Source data
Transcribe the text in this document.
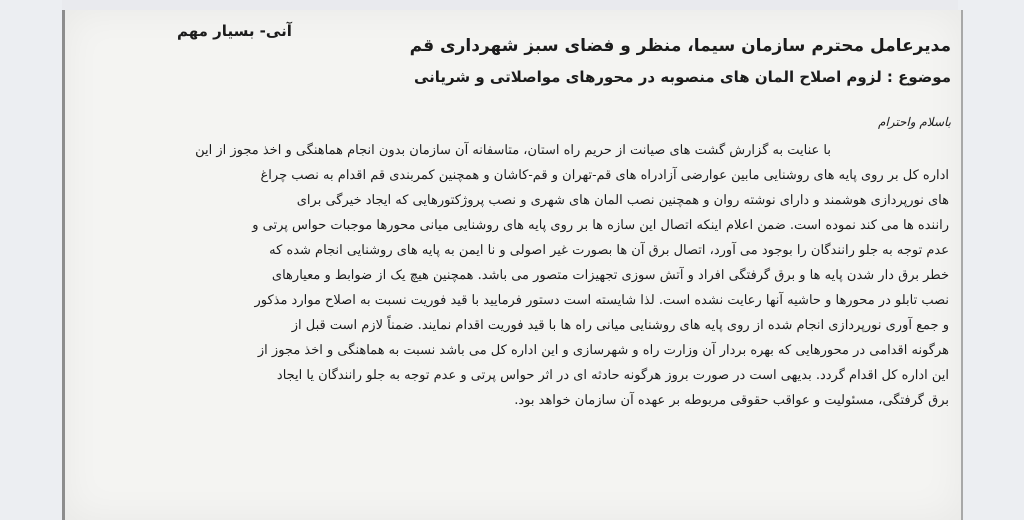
آنی- بسیار مهم
مدیرعامل محترم سازمان سیما، منظر و فضای سبز شهرداری قم
موضوع : لزوم اصلاح المان های منصوبه در محورهای مواصلاتی و شریانی
باسلام واحترام

با عنایت به گزارش گشت های صیانت از حریم راه استان، متاسفانه آن سازمان بدون انجام هماهنگی و اخذ مجوز از این

اداره کل بر روی پایه های روشنایی مابین عوارضی آزادراه های قم-تهران و قم-کاشان و همچنین کمربندی قم اقدام به نصب چراغ

های نورپردازی هوشمند و دارای نوشته روان و همچنین نصب المان های شهری و نصب پروژکتورهایی که ایجاد خیرگی برای

راننده ها می کند نموده است. ضمن اعلام اینکه اتصال این سازه ها بر روی پایه های روشنایی میانی محورها موجبات حواس پرتی و

عدم توجه به جلو رانندگان را بوجود می آورد، اتصال برق آن ها بصورت غیر اصولی و نا ایمن به پایه های روشنایی انجام شده که

خطر برق دار شدن پایه ها و برق گرفتگی افراد و آتش سوزی تجهیزات متصور می باشد. همچنین هیچ یک از ضوابط و معیارهای

نصب تابلو در محورها و حاشیه آنها رعایت نشده است. لذا شایسته است دستور فرمایید با قید فوریت نسبت به اصلاح موارد مذکور

و جمع آوری نورپردازی انجام شده از روی پایه های روشنایی میانی راه ها با قید فوریت اقدام نمایند. ضمناً لازم است قبل از

هرگونه اقدامی در محورهایی که بهره بردار آن وزارت راه و شهرسازی و این اداره کل می باشد نسبت به هماهنگی و اخذ مجوز از

این اداره کل اقدام گردد. بدیهی است در صورت بروز هرگونه حادثه ای در اثر حواس پرتی و عدم توجه به جلو رانندگان یا ایجاد

برق گرفتگی، مسئولیت و عواقب حقوقی مربوطه بر عهده آن سازمان خواهد بود.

■ WHAT THIS TASK INVOLVES
Quote each entry above verbatim and drop the pictures.

■ FULL OUTPUT
Transcribe the text in this document.
آنی- بسیار مهم
مدیرعامل محترم سازمان سیما، منظر و فضای سبز شهرداری قم
موضوع : لزوم اصلاح المان های منصوبه در محورهای مواصلاتی و شریانی
باسلام واحترام

با عنایت به گزارش گشت های صیانت از حریم راه استان، متاسفانه آن سازمان بدون انجام هماهنگی و اخذ مجوز از این

اداره کل بر روی پایه های روشنایی مابین عوارضی آزادراه های قم-تهران و قم-کاشان و همچنین کمربندی قم اقدام به نصب چراغ

های نورپردازی هوشمند و دارای نوشته روان و همچنین نصب المان های شهری و نصب پروژکتورهایی که ایجاد خیرگی برای

راننده ها می کند نموده است. ضمن اعلام اینکه اتصال این سازه ها بر روی پایه های روشنایی میانی محورها موجبات حواس پرتی و

عدم توجه به جلو رانندگان را بوجود می آورد، اتصال برق آن ها بصورت غیر اصولی و نا ایمن به پایه های روشنایی انجام شده که

خطر برق دار شدن پایه ها و برق گرفتگی افراد و آتش سوزی تجهیزات متصور می باشد. همچنین هیچ یک از ضوابط و معیارهای

نصب تابلو در محورها و حاشیه آنها رعایت نشده است. لذا شایسته است دستور فرمایید با قید فوریت نسبت به اصلاح موارد مذکور

و جمع آوری نورپردازی انجام شده از روی پایه های روشنایی میانی راه ها با قید فوریت اقدام نمایند. ضمناً لازم است قبل از

هرگونه اقدامی در محورهایی که بهره بردار آن وزارت راه و شهرسازی و این اداره کل می باشد نسبت به هماهنگی و اخذ مجوز از

این اداره کل اقدام گردد. بدیهی است در صورت بروز هرگونه حادثه ای در اثر حواس پرتی و عدم توجه به جلو رانندگان یا ایجاد

برق گرفتگی، مسئولیت و عواقب حقوقی مربوطه بر عهده آن سازمان خواهد بود.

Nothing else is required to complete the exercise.